**WHAT YOU ARE ASKED TO DO**
From the entries below, list each line with "operating".

——————

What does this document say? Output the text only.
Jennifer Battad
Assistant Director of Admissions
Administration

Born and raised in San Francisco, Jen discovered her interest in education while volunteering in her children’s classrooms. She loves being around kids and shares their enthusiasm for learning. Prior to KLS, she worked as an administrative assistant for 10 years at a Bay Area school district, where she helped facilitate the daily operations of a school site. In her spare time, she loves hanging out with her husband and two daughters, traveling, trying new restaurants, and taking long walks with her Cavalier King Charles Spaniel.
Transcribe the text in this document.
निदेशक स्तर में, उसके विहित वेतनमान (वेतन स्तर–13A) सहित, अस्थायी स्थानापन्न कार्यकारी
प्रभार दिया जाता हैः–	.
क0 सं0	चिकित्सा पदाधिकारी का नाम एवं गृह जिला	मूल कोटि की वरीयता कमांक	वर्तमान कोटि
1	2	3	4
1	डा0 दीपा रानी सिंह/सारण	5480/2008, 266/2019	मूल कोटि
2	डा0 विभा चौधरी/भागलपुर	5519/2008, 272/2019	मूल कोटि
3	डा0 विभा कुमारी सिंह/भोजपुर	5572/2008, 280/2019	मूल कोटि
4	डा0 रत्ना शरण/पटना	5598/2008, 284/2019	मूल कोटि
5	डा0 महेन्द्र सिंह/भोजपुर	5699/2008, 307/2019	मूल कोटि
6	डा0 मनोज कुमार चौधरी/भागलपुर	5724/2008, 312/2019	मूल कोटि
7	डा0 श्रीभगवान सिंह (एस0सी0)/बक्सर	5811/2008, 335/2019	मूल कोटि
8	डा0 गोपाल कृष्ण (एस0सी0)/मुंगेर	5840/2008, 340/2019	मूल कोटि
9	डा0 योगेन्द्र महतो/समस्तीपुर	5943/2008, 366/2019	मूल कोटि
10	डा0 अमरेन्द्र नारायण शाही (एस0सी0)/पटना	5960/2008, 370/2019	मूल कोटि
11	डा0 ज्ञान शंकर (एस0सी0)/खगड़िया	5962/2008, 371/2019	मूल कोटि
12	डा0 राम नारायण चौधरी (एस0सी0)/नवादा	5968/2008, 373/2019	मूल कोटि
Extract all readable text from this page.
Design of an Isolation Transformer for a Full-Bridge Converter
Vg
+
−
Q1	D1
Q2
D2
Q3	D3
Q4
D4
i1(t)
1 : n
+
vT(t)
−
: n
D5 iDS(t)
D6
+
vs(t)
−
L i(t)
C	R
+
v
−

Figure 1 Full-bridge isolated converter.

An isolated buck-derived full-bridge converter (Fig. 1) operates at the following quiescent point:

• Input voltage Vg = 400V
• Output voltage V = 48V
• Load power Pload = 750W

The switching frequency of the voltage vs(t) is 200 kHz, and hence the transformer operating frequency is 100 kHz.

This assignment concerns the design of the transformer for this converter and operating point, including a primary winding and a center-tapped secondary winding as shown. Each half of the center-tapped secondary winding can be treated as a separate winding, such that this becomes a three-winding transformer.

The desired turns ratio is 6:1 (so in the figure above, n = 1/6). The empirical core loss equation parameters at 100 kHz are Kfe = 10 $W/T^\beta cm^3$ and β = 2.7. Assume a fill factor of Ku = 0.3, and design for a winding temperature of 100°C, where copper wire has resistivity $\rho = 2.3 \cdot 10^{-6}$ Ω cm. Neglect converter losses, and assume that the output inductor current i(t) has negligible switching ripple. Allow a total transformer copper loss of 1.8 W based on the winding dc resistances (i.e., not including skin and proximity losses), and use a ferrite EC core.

——————

**OUTPUT OF THE TASK**
The switching frequency of the voltage vs(t) is 200 kHz, and hence the transformer operating frequency is 100 kHz.
This assignment concerns the design of the transformer for this converter and operating point, including a primary winding and a center-tapped secondary winding as shown. Each half of the center-tapped secondary winding can be treated as a separate winding, such that this becomes a three-winding transformer.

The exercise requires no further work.